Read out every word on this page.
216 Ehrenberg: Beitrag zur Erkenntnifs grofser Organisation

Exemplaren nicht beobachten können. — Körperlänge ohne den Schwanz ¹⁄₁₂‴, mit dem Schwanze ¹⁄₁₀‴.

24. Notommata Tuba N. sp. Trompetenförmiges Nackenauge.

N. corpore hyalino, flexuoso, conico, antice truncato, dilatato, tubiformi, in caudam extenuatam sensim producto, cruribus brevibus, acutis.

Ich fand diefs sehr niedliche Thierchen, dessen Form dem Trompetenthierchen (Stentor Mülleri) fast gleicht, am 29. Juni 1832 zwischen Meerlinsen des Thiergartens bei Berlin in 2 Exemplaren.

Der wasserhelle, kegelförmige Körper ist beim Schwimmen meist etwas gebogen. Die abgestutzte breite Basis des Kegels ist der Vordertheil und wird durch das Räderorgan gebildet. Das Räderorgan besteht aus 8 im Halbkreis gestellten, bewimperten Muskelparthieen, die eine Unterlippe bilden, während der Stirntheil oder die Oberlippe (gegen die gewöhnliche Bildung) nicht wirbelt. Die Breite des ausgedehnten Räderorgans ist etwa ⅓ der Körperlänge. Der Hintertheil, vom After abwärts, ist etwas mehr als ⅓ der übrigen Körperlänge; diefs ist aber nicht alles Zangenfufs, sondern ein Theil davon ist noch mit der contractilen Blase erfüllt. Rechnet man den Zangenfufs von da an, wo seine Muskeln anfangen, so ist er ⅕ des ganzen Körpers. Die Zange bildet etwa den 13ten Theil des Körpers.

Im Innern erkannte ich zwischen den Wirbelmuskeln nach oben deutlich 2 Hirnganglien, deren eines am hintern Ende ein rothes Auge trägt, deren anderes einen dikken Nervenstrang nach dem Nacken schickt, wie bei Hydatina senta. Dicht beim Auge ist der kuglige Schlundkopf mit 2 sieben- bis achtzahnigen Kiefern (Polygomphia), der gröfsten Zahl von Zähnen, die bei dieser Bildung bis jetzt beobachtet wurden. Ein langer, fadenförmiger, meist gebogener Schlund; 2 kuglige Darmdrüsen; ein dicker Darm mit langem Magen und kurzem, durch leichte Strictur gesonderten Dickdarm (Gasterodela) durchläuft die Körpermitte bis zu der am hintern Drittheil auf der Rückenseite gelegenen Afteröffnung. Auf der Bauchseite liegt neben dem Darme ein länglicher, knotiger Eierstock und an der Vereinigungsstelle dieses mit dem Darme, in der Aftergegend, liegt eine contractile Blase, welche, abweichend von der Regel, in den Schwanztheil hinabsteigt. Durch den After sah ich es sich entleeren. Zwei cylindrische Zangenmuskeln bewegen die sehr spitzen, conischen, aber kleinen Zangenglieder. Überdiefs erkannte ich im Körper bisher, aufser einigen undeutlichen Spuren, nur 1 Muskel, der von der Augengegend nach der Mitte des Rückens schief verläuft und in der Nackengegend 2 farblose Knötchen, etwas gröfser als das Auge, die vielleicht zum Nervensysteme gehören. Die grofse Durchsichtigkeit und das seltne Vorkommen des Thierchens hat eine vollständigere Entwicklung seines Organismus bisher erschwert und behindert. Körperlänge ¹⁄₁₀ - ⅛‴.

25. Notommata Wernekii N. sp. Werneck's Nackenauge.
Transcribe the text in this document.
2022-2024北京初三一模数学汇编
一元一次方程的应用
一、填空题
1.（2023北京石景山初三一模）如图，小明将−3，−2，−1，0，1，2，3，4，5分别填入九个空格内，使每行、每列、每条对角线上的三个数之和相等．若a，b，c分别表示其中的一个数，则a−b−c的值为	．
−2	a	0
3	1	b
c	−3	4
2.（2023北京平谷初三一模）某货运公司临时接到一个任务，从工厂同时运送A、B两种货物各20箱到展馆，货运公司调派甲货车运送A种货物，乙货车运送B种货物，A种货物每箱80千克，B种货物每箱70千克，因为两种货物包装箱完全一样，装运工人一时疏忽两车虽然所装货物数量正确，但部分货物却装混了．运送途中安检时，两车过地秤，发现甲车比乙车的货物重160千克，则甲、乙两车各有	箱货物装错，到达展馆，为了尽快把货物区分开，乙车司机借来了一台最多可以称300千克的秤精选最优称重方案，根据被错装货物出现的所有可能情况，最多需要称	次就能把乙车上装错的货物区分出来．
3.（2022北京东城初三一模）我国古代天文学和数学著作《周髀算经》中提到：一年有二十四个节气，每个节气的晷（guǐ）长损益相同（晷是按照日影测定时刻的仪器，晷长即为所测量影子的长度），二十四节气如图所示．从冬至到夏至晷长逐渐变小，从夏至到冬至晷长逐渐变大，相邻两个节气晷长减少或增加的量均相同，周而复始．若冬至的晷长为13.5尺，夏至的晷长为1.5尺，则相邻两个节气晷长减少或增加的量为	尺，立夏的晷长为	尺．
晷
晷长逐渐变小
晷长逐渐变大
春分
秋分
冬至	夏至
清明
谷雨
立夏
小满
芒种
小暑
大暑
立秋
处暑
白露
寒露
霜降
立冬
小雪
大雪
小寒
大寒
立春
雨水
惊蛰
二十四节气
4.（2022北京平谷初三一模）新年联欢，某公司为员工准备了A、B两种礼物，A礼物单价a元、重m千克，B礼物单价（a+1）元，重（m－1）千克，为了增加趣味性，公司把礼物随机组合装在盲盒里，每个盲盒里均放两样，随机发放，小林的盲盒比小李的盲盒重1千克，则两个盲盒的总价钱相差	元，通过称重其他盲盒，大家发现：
++++
◆ **STATED TASK**
Produce a verbatim transcription of the entries above.

◆ **THE SOLUTION**
Read out every word on this page.
216 Ehrenberg: Beitrag zur Erkenntnifs grofser Organisation

Exemplaren nicht beobachten können. — Körperlänge ohne den Schwanz ¹⁄₁₂‴, mit dem Schwanze ¹⁄₁₀‴.

24. Notommata Tuba N. sp. Trompetenförmiges Nackenauge.

N. corpore hyalino, flexuoso, conico, antice truncato, dilatato, tubiformi, in caudam extenuatam sensim producto, cruribus brevibus, acutis.

Ich fand diefs sehr niedliche Thierchen, dessen Form dem Trompetenthierchen (Stentor Mülleri) fast gleicht, am 29. Juni 1832 zwischen Meerlinsen des Thiergartens bei Berlin in 2 Exemplaren.

Der wasserhelle, kegelförmige Körper ist beim Schwimmen meist etwas gebogen. Die abgestutzte breite Basis des Kegels ist der Vordertheil und wird durch das Räderorgan gebildet. Das Räderorgan besteht aus 8 im Halbkreis gestellten, bewimperten Muskelparthieen, die eine Unterlippe bilden, während der Stirntheil oder die Oberlippe (gegen die gewöhnliche Bildung) nicht wirbelt. Die Breite des ausgedehnten Räderorgans ist etwa ⅓ der Körperlänge. Der Hintertheil, vom After abwärts, ist etwas mehr als ⅓ der übrigen Körperlänge; diefs ist aber nicht alles Zangenfufs, sondern ein Theil davon ist noch mit der contractilen Blase erfüllt. Rechnet man den Zangenfufs von da an, wo seine Muskeln anfangen, so ist er ⅕ des ganzen Körpers. Die Zange bildet etwa den 13ten Theil des Körpers.

Im Innern erkannte ich zwischen den Wirbelmuskeln nach oben deutlich 2 Hirnganglien, deren eines am hintern Ende ein rothes Auge trägt, deren anderes einen dikken Nervenstrang nach dem Nacken schickt, wie bei Hydatina senta. Dicht beim Auge ist der kuglige Schlundkopf mit 2 sieben- bis achtzahnigen Kiefern (Polygomphia), der gröfsten Zahl von Zähnen, die bei dieser Bildung bis jetzt beobachtet wurden. Ein langer, fadenförmiger, meist gebogener Schlund; 2 kuglige Darmdrüsen; ein dicker Darm mit langem Magen und kurzem, durch leichte Strictur gesonderten Dickdarm (Gasterodela) durchläuft die Körpermitte bis zu der am hintern Drittheil auf der Rückenseite gelegenen Afteröffnung. Auf der Bauchseite liegt neben dem Darme ein länglicher, knotiger Eierstock und an der Vereinigungsstelle dieses mit dem Darme, in der Aftergegend, liegt eine contractile Blase, welche, abweichend von der Regel, in den Schwanztheil hinabsteigt. Durch den After sah ich es sich entleeren. Zwei cylindrische Zangenmuskeln bewegen die sehr spitzen, conischen, aber kleinen Zangenglieder. Überdiefs erkannte ich im Körper bisher, aufser einigen undeutlichen Spuren, nur 1 Muskel, der von der Augengegend nach der Mitte des Rückens schief verläuft und in der Nackengegend 2 farblose Knötchen, etwas gröfser als das Auge, die vielleicht zum Nervensysteme gehören. Die grofse Durchsichtigkeit und das seltne Vorkommen des Thierchens hat eine vollständigere Entwicklung seines Organismus bisher erschwert und behindert. Körperlänge ¹⁄₁₀ - ⅛‴.

25. Notommata Wernekii N. sp. Werneck's Nackenauge.
Transcribe the text in this document.
2022-2024北京初三一模数学汇编
一元一次方程的应用
一、填空题
1.（2023北京石景山初三一模）如图，小明将−3，−2，−1，0，1，2，3，4，5分别填入九个空格内，使每行、每列、每条对角线上的三个数之和相等．若a，b，c分别表示其中的一个数，则a−b−c的值为	．
−2	a	0
3	1	b
c	−3	4
2.（2023北京平谷初三一模）某货运公司临时接到一个任务，从工厂同时运送A、B两种货物各20箱到展馆，货运公司调派甲货车运送A种货物，乙货车运送B种货物，A种货物每箱80千克，B种货物每箱70千克，因为两种货物包装箱完全一样，装运工人一时疏忽两车虽然所装货物数量正确，但部分货物却装混了．运送途中安检时，两车过地秤，发现甲车比乙车的货物重160千克，则甲、乙两车各有	箱货物装错，到达展馆，为了尽快把货物区分开，乙车司机借来了一台最多可以称300千克的秤精选最优称重方案，根据被错装货物出现的所有可能情况，最多需要称	次就能把乙车上装错的货物区分出来．
3.（2022北京东城初三一模）我国古代天文学和数学著作《周髀算经》中提到：一年有二十四个节气，每个节气的晷（guǐ）长损益相同（晷是按照日影测定时刻的仪器，晷长即为所测量影子的长度），二十四节气如图所示．从冬至到夏至晷长逐渐变小，从夏至到冬至晷长逐渐变大，相邻两个节气晷长减少或增加的量均相同，周而复始．若冬至的晷长为13.5尺，夏至的晷长为1.5尺，则相邻两个节气晷长减少或增加的量为	尺，立夏的晷长为	尺．
晷
晷长逐渐变小
晷长逐渐变大
春分
秋分
冬至	夏至
清明
谷雨
立夏
小满
芒种
小暑
大暑
立秋
处暑
白露
寒露
霜降
立冬
小雪
大雪
小寒
大寒
立春
雨水
惊蛰
二十四节气
4.（2022北京平谷初三一模）新年联欢，某公司为员工准备了A、B两种礼物，A礼物单价a元、重m千克，B礼物单价（a+1）元，重（m－1）千克，为了增加趣味性，公司把礼物随机组合装在盲盒里，每个盲盒里均放两样，随机发放，小林的盲盒比小李的盲盒重1千克，则两个盲盒的总价钱相差	元，通过称重其他盲盒，大家发现：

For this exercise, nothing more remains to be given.